Start of Record set
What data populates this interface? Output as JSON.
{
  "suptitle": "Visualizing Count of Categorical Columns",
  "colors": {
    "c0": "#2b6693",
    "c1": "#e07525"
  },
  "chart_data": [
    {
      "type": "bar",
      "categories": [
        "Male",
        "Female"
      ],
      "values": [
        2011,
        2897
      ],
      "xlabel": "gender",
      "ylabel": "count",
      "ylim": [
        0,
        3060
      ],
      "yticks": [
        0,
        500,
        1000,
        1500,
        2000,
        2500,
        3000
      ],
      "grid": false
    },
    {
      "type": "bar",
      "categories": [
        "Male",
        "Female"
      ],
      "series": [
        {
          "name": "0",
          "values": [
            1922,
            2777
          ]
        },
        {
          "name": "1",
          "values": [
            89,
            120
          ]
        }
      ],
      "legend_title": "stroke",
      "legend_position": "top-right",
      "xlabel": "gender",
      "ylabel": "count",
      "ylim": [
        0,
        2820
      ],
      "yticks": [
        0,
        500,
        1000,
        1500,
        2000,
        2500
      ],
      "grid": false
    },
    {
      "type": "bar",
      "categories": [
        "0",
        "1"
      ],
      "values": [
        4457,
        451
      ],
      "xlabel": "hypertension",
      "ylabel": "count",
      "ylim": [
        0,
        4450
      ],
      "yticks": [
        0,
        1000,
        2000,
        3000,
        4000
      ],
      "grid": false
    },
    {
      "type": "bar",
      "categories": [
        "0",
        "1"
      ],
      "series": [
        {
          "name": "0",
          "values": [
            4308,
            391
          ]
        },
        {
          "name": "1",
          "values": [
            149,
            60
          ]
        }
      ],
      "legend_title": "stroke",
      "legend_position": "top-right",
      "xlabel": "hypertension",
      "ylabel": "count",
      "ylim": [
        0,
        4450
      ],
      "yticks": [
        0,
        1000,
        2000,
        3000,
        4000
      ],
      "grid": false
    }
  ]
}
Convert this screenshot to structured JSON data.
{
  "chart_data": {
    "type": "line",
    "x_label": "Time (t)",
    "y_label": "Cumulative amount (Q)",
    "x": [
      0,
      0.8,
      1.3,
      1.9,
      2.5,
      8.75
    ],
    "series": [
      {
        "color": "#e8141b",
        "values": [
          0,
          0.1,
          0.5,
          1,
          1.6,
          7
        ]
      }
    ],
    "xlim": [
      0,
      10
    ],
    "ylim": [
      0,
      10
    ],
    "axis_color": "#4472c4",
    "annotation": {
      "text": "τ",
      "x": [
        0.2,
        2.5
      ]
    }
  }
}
End of Record set
Repeat exactly the lines from the line containing "Convert this screenshot" through the last line of the records above, including both, and nothing else.

Convert this screenshot to structured JSON data.
{
  "chart_data": {
    "type": "line",
    "x_label": "Time (t)",
    "y_label": "Cumulative amount (Q)",
    "x": [
      0,
      0.8,
      1.3,
      1.9,
      2.5,
      8.75
    ],
    "series": [
      {
        "color": "#e8141b",
        "values": [
          0,
          0.1,
          0.5,
          1,
          1.6,
          7
        ]
      }
    ],
    "xlim": [
      0,
      10
    ],
    "ylim": [
      0,
      10
    ],
    "axis_color": "#4472c4",
    "annotation": {
      "text": "τ",
      "x": [
        0.2,
        2.5
      ]
    }
  }
}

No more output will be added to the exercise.